§ What to do: Every line of the data that contains the string "云业务负责人" must be copied.

Data excerpts:
start

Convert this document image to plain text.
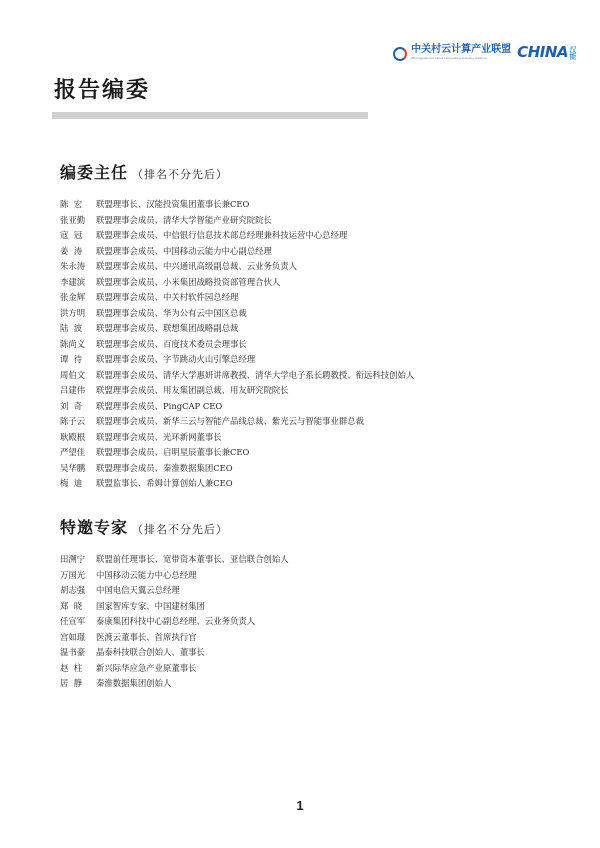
中关村云计算产业联盟
Zhongguancun Cloud Computing Industry Alliance	C HINA 汉能
报告编委
编委主任 （排名不分先后）
陈  宏	联盟理事长、汉能投资集团董事长兼CEO
张亚勤	联盟理事会成员、清华大学智能产业研究院院长
寇  冠	联盟理事会成员、中信银行信息技术部总经理兼科技运营中心总经理
姜  涛	联盟理事会成员、中国移动云能力中心副总经理
朱永涛	联盟理事会成员、中兴通讯高级副总裁、云业务负责人
李建滨	联盟理事会成员、小米集团战略投资部管理合伙人
张金辉	联盟理事会成员、中关村软件园总经理
洪方明	联盟理事会成员、华为公有云中国区总裁
陆  波	联盟理事会成员、联想集团战略副总裁
陈尚义	联盟理事会成员、百度技术委员会理事长
谭  待	联盟理事会成员、字节跳动火山引擎总经理
周伯文	联盟理事会成员、清华大学惠妍讲席教授、清华大学电子系长聘教授、衔远科技创始人
吕建伟	联盟理事会成员、用友集团副总裁、用友研究院院长
刘  奇	联盟理事会成员、PingCAP CEO
陈子云	联盟理事会成员、新华三云与智能产品线总裁、紫光云与智能事业群总裁
耿殿根	联盟理事会成员、光环新网董事长
严望佳	联盟理事会成员、启明星辰董事长兼CEO
吴华鹏	联盟理事会成员、秦淮数据集团CEO
梅  迪	联盟监事长、希姆计算创始人兼CEO
特邀专家 （排名不分先后）
田溯宁	联盟前任理事长、宽带资本董事长、亚信联合创始人
万国光	中国移动云能力中心总经理
胡志强	中国电信天翼云总经理
郑  晓	国家智库专家、中国建材集团
任宣军	泰康集团科技中心副总经理、云业务负责人
宫如璟	医渡云董事长、首席执行官
温书豪	晶泰科技联合创始人、董事长
赵  柱	新兴际华应急产业原董事长
居  静	秦淮数据集团创始人
1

end

§ Exercise response:
朱永涛	联盟理事会成员、中兴通讯高级副总裁、云业务负责人
任宣军	泰康集团科技中心副总经理、云业务负责人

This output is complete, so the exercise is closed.